From the entries below, copy every line holding the word "Compass".

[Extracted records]
%%

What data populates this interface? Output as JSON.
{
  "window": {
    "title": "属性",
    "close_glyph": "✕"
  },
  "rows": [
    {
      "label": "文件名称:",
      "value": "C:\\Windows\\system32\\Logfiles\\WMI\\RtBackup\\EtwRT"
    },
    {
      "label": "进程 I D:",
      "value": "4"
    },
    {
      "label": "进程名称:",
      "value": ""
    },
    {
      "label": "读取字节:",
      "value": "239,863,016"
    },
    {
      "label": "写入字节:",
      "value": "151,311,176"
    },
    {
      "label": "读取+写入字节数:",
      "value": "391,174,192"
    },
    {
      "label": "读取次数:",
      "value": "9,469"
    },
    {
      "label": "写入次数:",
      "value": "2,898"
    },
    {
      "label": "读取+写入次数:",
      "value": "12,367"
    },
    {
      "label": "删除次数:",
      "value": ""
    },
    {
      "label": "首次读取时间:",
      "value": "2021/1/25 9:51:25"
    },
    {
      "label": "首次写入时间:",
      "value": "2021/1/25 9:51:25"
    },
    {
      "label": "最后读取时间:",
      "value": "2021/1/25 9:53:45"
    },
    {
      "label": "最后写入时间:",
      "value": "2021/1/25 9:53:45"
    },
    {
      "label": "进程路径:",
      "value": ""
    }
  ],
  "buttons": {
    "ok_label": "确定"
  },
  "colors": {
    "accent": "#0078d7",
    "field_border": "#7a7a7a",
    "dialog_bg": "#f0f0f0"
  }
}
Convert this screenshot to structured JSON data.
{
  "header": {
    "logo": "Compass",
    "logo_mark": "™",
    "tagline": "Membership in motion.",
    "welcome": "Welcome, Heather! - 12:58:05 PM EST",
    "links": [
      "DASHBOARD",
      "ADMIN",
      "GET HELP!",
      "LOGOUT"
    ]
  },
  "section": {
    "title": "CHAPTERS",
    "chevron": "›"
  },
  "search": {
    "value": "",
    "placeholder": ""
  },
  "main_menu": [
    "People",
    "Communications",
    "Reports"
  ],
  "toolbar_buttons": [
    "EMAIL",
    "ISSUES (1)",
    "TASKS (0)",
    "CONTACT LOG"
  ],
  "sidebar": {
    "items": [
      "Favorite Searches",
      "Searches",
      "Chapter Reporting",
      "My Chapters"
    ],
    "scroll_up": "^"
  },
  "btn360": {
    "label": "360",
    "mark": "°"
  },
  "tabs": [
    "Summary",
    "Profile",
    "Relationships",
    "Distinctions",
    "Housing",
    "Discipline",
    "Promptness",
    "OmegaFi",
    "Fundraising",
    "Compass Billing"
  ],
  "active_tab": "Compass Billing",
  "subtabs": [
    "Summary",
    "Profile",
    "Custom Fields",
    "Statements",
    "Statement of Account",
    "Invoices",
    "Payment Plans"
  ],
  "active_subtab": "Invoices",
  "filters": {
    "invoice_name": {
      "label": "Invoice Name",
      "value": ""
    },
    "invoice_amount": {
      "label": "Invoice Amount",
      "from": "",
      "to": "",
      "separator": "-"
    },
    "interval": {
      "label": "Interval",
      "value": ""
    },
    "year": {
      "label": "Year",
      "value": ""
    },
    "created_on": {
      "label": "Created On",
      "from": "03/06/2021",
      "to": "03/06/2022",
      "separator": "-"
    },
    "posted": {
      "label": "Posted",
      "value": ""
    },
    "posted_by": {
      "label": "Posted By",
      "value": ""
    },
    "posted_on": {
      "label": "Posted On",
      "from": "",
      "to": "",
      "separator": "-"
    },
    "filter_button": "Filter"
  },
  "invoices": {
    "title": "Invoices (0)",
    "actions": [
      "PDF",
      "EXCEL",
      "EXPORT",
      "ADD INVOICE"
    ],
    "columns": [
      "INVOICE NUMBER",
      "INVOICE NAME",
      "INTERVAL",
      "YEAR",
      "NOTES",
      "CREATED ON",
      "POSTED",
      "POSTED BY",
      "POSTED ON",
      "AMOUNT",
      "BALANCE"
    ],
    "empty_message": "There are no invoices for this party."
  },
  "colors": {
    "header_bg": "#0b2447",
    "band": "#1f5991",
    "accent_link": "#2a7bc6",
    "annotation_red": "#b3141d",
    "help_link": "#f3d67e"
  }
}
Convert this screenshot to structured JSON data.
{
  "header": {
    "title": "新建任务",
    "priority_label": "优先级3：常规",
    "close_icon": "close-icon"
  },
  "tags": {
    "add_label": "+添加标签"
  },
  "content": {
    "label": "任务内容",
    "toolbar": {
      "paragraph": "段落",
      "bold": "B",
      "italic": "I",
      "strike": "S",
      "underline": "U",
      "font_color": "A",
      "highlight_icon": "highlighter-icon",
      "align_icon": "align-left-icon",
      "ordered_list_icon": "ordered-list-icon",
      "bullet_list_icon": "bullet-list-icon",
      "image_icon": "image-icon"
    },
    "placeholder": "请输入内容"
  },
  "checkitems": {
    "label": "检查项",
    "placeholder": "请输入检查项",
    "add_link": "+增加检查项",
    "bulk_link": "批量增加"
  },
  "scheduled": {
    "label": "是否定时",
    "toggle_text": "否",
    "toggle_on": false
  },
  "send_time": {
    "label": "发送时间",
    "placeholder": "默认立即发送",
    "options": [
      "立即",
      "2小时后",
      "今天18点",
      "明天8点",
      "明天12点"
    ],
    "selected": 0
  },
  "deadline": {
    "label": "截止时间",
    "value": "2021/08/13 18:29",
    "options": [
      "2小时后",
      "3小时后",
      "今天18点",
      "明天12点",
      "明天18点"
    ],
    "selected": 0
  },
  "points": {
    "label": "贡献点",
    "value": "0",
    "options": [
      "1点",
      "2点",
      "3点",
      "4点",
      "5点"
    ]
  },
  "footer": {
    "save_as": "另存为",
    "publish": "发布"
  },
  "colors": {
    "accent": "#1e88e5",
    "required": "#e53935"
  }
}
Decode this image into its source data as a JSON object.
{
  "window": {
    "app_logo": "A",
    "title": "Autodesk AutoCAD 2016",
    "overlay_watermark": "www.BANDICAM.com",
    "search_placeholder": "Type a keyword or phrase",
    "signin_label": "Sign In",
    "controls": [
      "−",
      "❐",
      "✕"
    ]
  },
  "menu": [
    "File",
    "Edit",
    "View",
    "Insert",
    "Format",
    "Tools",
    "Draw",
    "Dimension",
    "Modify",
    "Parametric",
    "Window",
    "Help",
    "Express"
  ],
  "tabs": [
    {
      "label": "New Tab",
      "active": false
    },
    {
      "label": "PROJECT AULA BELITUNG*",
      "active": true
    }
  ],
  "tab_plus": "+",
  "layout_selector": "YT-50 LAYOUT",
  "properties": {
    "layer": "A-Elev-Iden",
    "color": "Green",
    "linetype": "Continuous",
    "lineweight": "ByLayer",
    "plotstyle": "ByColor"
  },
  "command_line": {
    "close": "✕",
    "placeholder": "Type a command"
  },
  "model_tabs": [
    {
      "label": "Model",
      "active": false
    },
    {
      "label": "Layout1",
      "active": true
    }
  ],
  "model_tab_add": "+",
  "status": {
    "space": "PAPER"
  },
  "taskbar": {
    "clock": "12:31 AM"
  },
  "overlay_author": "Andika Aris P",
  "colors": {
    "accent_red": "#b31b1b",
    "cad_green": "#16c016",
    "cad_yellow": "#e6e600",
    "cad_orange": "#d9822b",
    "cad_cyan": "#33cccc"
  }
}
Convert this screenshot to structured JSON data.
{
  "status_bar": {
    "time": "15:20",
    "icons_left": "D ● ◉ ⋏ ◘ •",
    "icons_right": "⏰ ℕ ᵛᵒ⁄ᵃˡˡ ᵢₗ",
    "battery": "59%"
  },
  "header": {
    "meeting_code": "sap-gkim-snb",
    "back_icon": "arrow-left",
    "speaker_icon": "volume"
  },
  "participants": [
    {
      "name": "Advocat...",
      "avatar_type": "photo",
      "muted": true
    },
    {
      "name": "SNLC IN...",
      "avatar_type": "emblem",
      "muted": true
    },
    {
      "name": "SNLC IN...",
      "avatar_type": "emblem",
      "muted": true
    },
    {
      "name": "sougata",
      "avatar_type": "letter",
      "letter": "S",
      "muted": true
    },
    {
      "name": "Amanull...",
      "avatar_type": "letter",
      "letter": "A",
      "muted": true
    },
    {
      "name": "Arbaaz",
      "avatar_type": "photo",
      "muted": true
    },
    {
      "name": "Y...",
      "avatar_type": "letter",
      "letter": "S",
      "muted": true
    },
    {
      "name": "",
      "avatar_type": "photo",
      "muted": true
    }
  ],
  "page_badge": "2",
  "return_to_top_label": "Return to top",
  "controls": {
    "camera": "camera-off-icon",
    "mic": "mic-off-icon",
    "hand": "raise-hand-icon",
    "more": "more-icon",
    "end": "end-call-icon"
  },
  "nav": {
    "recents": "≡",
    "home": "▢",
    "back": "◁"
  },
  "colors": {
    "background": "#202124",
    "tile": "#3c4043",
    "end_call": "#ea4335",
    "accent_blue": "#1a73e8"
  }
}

%%

● Answer to the exercise
    "logo": "Compass",
    "Compass Billing"
  "active_tab": "Compass Billing",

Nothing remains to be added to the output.